■ Requirements
How many lines in the listing below include the word "screenshot"? Reply with the count alone.

■ Figure record extracts
** begin **

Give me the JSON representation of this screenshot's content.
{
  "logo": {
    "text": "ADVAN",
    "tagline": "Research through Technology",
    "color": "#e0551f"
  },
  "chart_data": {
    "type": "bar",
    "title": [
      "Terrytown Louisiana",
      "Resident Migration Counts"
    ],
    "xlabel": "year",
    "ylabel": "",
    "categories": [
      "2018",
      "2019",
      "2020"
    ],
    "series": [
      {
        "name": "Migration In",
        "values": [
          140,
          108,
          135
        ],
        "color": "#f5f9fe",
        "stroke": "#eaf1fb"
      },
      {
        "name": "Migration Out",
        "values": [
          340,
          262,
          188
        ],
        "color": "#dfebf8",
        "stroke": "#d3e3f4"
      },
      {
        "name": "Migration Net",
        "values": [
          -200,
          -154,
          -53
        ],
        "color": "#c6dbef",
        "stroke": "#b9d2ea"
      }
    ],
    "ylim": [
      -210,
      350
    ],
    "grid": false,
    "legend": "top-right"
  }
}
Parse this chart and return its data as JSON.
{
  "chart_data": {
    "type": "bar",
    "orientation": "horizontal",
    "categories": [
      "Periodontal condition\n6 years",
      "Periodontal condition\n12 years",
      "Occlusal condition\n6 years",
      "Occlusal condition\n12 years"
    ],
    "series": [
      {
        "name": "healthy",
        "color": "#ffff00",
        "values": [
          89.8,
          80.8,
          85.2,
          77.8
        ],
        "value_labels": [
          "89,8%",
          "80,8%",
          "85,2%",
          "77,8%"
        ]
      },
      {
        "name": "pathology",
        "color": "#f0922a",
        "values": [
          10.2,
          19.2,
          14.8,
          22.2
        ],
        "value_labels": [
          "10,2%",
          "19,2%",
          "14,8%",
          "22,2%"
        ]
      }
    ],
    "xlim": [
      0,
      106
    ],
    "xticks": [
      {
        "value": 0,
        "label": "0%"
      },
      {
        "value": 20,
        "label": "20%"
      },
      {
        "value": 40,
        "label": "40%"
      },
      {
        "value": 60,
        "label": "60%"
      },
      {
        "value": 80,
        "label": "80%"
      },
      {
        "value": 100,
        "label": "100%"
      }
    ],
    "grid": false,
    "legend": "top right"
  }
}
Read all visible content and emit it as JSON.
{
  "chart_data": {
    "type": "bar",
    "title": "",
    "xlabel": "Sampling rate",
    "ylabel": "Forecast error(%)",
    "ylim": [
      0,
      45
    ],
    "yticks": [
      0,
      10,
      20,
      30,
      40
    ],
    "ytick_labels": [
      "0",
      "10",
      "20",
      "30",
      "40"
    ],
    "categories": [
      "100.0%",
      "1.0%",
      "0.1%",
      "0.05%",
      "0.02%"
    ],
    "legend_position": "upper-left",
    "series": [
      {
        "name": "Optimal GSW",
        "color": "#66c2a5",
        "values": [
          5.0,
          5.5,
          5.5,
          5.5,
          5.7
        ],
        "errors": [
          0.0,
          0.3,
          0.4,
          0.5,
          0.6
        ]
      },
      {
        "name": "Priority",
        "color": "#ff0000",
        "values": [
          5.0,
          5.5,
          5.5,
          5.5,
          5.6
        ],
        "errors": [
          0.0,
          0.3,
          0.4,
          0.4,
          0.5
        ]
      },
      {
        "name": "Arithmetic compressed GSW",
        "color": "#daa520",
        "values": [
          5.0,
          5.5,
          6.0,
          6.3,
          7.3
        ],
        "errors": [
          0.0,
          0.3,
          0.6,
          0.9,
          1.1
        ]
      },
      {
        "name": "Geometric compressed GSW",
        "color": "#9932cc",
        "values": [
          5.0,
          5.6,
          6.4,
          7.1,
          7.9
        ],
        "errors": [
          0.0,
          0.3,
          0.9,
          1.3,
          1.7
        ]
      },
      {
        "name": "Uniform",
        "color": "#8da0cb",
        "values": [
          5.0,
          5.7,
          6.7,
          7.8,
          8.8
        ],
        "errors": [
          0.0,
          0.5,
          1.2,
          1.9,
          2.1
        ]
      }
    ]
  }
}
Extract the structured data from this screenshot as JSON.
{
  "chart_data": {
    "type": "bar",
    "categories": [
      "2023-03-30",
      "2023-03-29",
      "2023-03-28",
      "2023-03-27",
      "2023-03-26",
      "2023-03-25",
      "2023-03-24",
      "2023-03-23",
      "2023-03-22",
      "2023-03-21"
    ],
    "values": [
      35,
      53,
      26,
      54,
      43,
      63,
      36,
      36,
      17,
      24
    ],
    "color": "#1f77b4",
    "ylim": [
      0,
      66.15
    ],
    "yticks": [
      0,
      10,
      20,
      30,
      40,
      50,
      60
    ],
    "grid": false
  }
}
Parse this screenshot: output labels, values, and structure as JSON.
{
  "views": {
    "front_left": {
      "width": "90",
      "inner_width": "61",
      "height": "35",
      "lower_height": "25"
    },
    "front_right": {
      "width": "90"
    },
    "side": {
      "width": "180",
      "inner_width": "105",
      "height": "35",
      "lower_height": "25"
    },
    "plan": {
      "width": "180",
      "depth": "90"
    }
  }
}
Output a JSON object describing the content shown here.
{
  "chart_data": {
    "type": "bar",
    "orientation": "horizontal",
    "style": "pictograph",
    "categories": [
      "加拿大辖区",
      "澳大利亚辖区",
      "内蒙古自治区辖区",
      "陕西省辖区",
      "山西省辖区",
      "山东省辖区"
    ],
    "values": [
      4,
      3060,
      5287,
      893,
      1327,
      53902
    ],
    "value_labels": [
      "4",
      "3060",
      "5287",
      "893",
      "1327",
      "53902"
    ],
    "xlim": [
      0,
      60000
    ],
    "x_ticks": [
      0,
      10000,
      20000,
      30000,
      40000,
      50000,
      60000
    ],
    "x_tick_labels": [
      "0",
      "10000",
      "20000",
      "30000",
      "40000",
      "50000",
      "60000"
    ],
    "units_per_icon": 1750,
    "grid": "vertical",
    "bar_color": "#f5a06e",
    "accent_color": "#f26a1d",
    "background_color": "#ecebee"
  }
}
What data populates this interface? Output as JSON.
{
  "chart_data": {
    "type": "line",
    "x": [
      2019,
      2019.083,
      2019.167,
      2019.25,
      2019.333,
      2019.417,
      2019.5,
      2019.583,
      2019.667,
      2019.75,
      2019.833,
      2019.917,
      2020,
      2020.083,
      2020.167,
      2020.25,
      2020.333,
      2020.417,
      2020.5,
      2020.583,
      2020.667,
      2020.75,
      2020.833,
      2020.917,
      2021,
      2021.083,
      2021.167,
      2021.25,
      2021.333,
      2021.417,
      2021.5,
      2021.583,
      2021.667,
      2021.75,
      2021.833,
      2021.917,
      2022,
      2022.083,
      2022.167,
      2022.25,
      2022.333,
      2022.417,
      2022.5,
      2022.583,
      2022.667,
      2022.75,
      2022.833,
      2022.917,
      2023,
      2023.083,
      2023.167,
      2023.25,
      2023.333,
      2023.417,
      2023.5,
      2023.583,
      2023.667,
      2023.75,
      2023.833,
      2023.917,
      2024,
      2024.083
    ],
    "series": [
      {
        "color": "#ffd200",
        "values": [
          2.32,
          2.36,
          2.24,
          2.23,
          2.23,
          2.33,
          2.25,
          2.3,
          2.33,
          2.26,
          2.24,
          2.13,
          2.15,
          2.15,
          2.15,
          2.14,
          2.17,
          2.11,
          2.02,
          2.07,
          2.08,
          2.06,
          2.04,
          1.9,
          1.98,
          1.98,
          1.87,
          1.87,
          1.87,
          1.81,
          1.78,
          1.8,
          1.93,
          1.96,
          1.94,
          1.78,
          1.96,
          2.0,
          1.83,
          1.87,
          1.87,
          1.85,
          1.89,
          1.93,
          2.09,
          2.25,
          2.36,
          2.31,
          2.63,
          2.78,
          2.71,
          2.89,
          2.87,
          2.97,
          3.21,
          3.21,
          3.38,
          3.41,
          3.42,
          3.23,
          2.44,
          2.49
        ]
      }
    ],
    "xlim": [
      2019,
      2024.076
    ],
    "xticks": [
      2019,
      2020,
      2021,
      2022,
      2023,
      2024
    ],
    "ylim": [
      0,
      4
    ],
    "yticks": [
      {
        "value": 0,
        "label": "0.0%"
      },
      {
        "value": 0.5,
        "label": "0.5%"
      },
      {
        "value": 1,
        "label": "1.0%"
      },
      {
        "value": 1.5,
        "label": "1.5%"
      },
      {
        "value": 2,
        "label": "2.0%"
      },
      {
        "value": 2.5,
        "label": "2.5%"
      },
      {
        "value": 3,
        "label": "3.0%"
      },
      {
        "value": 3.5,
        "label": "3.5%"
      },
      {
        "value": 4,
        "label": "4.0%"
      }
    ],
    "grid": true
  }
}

** end **

■ Result of this task
3